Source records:
--*--

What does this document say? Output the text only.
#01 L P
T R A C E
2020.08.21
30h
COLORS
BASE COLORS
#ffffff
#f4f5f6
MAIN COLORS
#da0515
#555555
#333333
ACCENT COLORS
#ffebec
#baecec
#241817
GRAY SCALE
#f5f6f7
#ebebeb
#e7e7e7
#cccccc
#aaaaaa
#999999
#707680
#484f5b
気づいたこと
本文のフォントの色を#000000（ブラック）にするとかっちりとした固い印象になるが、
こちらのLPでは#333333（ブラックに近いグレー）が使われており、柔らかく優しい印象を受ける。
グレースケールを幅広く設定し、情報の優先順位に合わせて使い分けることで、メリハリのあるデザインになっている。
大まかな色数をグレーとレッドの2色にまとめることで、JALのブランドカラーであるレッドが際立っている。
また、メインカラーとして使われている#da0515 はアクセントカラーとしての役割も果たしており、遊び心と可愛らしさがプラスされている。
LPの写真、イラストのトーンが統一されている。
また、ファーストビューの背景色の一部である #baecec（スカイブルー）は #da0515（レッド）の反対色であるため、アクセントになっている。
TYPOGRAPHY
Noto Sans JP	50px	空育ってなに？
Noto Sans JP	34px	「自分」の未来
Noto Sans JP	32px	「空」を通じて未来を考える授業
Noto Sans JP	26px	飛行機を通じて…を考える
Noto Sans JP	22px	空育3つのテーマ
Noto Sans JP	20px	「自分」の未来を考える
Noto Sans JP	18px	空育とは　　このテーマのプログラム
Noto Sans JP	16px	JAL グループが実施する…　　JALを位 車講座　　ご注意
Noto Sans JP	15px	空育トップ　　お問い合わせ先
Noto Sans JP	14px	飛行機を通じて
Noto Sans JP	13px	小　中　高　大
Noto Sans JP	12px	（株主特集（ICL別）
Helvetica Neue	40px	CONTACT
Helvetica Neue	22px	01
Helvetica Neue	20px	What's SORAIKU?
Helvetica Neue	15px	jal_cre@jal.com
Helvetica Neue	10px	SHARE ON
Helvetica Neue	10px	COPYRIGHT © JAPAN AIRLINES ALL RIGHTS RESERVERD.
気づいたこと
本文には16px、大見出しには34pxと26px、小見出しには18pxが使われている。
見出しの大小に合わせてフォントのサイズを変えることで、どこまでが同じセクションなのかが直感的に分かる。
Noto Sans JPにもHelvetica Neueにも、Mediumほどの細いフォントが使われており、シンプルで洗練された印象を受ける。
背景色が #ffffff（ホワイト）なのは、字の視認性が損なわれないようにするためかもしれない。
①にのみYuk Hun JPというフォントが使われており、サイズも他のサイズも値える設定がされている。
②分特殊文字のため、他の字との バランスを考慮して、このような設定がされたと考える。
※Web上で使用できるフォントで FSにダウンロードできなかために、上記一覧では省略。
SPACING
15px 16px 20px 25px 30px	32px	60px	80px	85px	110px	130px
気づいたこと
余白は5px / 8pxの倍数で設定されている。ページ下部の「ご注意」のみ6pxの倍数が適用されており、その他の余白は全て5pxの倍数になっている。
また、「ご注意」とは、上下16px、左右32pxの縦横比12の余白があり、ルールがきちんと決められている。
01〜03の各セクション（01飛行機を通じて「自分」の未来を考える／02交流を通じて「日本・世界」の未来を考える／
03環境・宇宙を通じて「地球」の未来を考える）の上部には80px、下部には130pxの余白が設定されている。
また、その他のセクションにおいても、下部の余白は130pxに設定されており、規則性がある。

--*--

TASK GOAL:
Lines of the material that contain the word "ffffff" are to be gathered.

REPLY:
#ffffff
背景色が #ffffff（ホワイト）なのは、字の視認性が損なわれないようにするためかもしれない。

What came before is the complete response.